◆ PROBLEM A: In the Lollapalooza review below, (i) which two bands' sets does it call engaging and strong contributions to Sunday? (ii) How many people are in Superorganism? (iii) Where do the members of Superorganism live now?
◆ PROBLEM B: Continue the Lollapalooza review below, picking up after its final sentence.

◆ TEXT:
When a festival as popular as Lollapalooza has a day where tickets arent sold, there is cause for concern. The entrance gates, normally packed with people emptying hydration packs and hiding paraphernalia, were noticeably thinned out. However, the ticket sales don’t measure merit, only the popularity of the artists.

Sunday presented smaller and newer artists, but still had noteworthy performances. The Vaccines and Portugal. The Mans gigs were engaging and strong contributions to the day. Meanwhile bands like Frenship and The Coronas tried their best, but their mediocre music and denial of their awkward stage presence led to passable sets.

On the other hand, the first band to take Tito’s stage, Superorganism, embraced their awkwardness. The eight-person band filed onto the stage in raincoats, shaking tiny bells like zombies possessed by a Christmas spirit.

Their uber-chill attitude and deranged dancing made the set feel like watching friends being weird in their living room together. Essentially, though, that is how Superorganism makes their music.

In a modern-age story, frontwoman and teenager Orono Noguchi met her much older bandmates through falling into a Youtube-recommended-videos wormhole, bonding over memes and maintaining a friendship over Skype. Now the band live together in an apartment in London that doubles as their DIY recording studio.

Internet references fill their music, which represents the voice of the digital-era generation. Their large band allows for different personalities to contribute to the track, resulting in a new brand of synth pop for screen-obsessed Millenials and Gen-Zs.

◆ DATASET CONTENT:
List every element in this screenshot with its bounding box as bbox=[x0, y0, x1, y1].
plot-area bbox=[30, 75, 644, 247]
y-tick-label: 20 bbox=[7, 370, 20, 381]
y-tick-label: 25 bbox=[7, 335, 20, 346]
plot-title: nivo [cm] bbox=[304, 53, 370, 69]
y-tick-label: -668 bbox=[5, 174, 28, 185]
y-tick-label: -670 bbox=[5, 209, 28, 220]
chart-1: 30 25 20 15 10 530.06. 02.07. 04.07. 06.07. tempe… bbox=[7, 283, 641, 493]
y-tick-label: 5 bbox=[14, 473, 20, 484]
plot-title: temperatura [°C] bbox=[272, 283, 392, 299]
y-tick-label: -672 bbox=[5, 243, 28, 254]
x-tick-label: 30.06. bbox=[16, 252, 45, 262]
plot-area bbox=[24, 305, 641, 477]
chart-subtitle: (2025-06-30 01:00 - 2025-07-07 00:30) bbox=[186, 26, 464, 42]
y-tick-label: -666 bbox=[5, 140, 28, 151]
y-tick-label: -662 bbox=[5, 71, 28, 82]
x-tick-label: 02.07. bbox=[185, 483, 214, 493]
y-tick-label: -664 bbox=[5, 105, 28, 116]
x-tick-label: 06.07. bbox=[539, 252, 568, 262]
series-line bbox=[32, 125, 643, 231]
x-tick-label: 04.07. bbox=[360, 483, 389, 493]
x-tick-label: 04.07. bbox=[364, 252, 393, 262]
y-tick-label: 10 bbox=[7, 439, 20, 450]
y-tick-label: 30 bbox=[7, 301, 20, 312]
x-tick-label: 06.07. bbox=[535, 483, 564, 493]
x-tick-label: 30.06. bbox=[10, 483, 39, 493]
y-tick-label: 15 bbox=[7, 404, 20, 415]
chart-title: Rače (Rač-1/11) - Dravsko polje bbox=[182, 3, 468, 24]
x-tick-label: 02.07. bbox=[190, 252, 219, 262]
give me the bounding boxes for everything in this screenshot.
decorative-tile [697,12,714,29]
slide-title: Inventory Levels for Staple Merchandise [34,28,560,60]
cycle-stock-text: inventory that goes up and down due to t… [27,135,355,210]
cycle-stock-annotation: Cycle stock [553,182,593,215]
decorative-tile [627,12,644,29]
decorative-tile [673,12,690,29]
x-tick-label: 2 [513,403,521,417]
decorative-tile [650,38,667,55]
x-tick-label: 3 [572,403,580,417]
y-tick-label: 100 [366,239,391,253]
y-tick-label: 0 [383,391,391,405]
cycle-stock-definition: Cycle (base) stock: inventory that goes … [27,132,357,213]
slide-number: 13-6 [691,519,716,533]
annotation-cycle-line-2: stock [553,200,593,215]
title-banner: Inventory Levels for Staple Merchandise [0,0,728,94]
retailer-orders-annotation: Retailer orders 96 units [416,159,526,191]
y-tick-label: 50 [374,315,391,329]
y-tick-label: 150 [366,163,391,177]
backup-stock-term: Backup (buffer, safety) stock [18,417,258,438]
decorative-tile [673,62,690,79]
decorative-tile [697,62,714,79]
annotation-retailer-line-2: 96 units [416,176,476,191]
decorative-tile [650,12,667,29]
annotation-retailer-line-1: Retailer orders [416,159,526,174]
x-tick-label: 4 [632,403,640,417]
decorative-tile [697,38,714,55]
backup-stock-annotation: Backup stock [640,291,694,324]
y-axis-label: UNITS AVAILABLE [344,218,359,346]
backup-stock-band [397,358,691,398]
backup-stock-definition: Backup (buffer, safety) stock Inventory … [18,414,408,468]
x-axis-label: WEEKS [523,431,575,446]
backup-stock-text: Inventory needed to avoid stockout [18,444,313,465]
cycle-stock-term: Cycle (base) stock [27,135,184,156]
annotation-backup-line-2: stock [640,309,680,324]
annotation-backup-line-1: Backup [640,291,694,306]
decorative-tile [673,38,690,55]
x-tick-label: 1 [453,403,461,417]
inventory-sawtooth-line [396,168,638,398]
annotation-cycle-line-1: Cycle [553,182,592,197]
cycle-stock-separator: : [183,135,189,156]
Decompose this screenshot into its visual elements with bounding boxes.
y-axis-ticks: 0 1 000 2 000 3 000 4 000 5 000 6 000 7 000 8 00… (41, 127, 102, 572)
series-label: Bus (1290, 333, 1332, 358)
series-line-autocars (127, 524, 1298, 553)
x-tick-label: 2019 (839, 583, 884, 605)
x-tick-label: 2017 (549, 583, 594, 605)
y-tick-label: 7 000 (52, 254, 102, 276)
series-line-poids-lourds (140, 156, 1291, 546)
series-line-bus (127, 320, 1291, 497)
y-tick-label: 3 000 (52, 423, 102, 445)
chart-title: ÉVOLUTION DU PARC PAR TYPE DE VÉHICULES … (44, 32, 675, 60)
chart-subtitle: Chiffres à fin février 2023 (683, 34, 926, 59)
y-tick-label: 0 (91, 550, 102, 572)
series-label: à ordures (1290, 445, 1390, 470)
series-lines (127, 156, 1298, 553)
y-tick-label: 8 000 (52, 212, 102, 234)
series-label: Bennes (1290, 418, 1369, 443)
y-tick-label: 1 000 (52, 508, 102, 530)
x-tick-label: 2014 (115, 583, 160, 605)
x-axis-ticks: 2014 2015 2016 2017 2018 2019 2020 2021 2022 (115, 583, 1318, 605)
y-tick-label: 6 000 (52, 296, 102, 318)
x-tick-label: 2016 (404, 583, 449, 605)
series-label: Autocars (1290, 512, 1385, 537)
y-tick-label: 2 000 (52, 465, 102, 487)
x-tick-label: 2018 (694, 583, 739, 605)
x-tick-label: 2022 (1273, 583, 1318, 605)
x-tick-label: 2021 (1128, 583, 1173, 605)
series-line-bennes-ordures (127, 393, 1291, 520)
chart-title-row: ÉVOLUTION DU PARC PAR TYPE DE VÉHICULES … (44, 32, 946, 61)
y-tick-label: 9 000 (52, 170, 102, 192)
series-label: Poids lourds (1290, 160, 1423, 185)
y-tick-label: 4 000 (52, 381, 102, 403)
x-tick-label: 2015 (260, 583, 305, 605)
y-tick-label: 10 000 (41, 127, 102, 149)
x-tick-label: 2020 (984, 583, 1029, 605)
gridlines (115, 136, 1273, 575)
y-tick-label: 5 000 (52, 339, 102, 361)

◆ WRITTEN ANSWER A:
(i) The Vaccines and Portugal. The Man
(ii) Eight
(iii) In an apartment in London that doubles as their DIY recording studio

◆ WRITTEN ANSWER B:
In addition to typical festival stages, Toyota and Bud Light set up tents for stripped sets featuring up-and-coming artists. Before his BMI performance, Mikky Ekko took over Toyota’s Music Den. Ekko’s silky, bold voice felt way too big for the little tent. He paid homage to his breakout collaboration with Rihanna, “Stay,” and emulated a smoothness and urban sexiness that belied his Nashville background.

Usually, a black screen or light display serves as a band’s backdrop. However, Manchester Orchestra opted for natural scenery, making visible the treetops and sky behind Lake Shore stage. The non-manufactured effect tricked the eye into imagining the band standing on top of the world.

While on their record, lead singer Andy Hull’s delicate voice mixes with softer rock instrumentals, Manchester Orchestra’s live set sounds much harsher and loses a bit of the meditative quality of their music.

Bands often have to adjust their style for live audiences, though, and account for an acoustically open space. For a band as seasoned as Manchester Orchestra, they understood a harder, louder sound transfers better to a festival setting.

In contrast, Cigarettes After Sex could never amp up their music and still retain the same mood. The band members never moved from their original spot on the stage except frontman Greg Gonzalez who stepped casually from behind his microphone for reserved guitar interludes.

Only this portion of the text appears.